# What needs to be done
Pick out the lines below with "nutrition" and list them.

# Dataset rows
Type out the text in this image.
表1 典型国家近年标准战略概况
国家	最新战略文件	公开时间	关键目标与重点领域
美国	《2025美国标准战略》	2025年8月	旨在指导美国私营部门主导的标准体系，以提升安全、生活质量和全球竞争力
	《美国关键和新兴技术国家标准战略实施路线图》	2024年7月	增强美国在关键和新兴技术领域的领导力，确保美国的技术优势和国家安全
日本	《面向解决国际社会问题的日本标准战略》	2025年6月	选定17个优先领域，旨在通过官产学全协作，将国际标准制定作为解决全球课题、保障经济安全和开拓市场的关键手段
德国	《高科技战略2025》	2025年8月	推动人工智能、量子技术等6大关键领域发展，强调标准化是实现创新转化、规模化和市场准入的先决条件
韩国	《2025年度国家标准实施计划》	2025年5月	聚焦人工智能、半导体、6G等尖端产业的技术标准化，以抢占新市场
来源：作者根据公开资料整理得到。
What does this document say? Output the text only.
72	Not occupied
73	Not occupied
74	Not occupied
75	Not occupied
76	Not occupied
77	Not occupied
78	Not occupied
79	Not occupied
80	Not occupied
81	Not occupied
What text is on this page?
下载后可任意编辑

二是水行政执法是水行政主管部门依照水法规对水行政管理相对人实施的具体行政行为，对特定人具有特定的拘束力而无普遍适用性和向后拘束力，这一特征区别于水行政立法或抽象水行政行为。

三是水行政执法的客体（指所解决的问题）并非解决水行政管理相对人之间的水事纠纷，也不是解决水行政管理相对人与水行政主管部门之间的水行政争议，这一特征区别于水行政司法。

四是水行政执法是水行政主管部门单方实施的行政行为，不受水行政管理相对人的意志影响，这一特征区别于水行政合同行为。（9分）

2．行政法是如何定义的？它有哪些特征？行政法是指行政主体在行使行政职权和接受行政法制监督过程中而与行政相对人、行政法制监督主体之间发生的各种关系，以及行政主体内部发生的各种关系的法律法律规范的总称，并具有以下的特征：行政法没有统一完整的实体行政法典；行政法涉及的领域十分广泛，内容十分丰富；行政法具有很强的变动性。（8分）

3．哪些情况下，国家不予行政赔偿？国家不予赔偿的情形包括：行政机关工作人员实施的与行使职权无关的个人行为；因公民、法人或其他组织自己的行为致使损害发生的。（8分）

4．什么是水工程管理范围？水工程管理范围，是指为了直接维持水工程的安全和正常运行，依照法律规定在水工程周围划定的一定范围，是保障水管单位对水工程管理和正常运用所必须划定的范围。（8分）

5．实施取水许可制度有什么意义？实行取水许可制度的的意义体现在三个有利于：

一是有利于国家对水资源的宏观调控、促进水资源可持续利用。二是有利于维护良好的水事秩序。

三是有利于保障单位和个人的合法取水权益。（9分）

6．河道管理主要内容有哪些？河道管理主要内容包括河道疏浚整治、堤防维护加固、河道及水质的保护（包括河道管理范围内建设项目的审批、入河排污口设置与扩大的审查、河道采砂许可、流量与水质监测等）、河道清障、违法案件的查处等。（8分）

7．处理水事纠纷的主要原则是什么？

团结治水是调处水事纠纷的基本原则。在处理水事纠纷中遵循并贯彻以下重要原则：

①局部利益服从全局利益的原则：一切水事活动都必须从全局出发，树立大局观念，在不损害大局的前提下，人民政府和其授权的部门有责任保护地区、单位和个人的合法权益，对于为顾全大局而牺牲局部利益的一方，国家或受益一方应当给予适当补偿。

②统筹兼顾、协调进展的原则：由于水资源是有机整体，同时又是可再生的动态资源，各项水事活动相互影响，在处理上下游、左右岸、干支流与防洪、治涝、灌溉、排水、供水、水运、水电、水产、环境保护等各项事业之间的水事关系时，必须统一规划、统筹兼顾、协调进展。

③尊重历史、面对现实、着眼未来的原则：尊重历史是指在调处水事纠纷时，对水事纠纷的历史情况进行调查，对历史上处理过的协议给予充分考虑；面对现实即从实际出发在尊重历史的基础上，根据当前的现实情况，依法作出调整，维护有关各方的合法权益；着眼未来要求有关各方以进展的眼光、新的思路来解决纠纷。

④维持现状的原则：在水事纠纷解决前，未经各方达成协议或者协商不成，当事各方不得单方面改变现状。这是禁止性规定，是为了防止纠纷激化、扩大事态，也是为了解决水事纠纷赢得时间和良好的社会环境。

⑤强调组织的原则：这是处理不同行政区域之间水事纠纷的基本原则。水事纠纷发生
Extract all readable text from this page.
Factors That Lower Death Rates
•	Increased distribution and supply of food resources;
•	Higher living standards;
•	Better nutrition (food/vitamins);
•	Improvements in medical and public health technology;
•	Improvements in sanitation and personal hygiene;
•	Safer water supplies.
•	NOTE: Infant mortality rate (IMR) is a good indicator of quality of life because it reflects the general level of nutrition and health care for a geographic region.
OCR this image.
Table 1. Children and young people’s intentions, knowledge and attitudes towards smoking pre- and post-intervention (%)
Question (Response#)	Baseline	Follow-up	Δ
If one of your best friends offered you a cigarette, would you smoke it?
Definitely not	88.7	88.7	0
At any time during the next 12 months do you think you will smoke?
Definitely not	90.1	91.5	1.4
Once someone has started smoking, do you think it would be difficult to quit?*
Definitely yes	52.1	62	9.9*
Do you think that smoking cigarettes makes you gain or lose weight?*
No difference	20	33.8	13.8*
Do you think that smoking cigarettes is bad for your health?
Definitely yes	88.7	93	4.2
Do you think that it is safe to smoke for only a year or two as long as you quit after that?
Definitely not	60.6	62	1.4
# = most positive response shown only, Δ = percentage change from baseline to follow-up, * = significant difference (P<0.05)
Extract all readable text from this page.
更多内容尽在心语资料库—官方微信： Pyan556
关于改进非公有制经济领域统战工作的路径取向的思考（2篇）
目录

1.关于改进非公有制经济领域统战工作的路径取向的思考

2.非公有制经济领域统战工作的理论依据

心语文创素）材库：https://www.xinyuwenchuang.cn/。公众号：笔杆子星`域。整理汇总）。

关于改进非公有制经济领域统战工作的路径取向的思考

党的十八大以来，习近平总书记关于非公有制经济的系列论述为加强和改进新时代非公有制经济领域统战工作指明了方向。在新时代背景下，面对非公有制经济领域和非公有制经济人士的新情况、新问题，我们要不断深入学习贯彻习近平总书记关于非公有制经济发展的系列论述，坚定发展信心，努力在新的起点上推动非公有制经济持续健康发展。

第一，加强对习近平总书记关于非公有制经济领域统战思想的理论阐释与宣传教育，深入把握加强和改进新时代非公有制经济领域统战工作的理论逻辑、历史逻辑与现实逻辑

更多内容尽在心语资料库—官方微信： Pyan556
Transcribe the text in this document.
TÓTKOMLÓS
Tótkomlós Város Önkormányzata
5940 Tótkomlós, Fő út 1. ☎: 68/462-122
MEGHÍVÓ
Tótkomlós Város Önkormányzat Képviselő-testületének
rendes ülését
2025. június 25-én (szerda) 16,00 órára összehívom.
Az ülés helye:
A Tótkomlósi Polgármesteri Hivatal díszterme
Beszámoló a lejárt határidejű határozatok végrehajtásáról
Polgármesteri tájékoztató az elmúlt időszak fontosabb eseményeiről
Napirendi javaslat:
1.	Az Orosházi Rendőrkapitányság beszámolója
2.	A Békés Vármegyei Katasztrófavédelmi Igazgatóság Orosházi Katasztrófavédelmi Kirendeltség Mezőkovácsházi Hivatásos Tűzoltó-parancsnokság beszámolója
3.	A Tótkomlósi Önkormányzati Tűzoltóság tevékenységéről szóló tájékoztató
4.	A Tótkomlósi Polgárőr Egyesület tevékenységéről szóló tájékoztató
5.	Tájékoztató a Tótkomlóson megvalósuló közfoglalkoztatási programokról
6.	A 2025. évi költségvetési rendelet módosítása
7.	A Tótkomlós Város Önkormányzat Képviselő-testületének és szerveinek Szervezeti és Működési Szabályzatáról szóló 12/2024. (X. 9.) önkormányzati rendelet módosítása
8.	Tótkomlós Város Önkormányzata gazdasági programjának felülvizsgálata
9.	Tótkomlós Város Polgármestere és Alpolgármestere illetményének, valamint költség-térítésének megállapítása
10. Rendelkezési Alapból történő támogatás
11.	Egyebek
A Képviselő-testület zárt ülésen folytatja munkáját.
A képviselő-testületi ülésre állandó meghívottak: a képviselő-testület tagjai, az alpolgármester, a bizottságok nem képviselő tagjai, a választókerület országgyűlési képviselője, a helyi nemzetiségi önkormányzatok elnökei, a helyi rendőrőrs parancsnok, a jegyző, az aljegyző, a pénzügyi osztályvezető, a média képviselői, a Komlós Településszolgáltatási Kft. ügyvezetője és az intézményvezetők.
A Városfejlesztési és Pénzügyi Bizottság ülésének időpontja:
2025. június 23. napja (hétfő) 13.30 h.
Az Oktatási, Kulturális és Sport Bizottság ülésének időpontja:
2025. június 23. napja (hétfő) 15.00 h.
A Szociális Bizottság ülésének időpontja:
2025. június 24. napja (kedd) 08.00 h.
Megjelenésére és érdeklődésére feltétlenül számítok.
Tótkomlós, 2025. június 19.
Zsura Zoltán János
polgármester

# Written solution
•	Better nutrition (food/vitamins);
•	NOTE: Infant mortality rate (IMR) is a good indicator of quality of life because it reflects the general level of nutrition and health care for a geographic region.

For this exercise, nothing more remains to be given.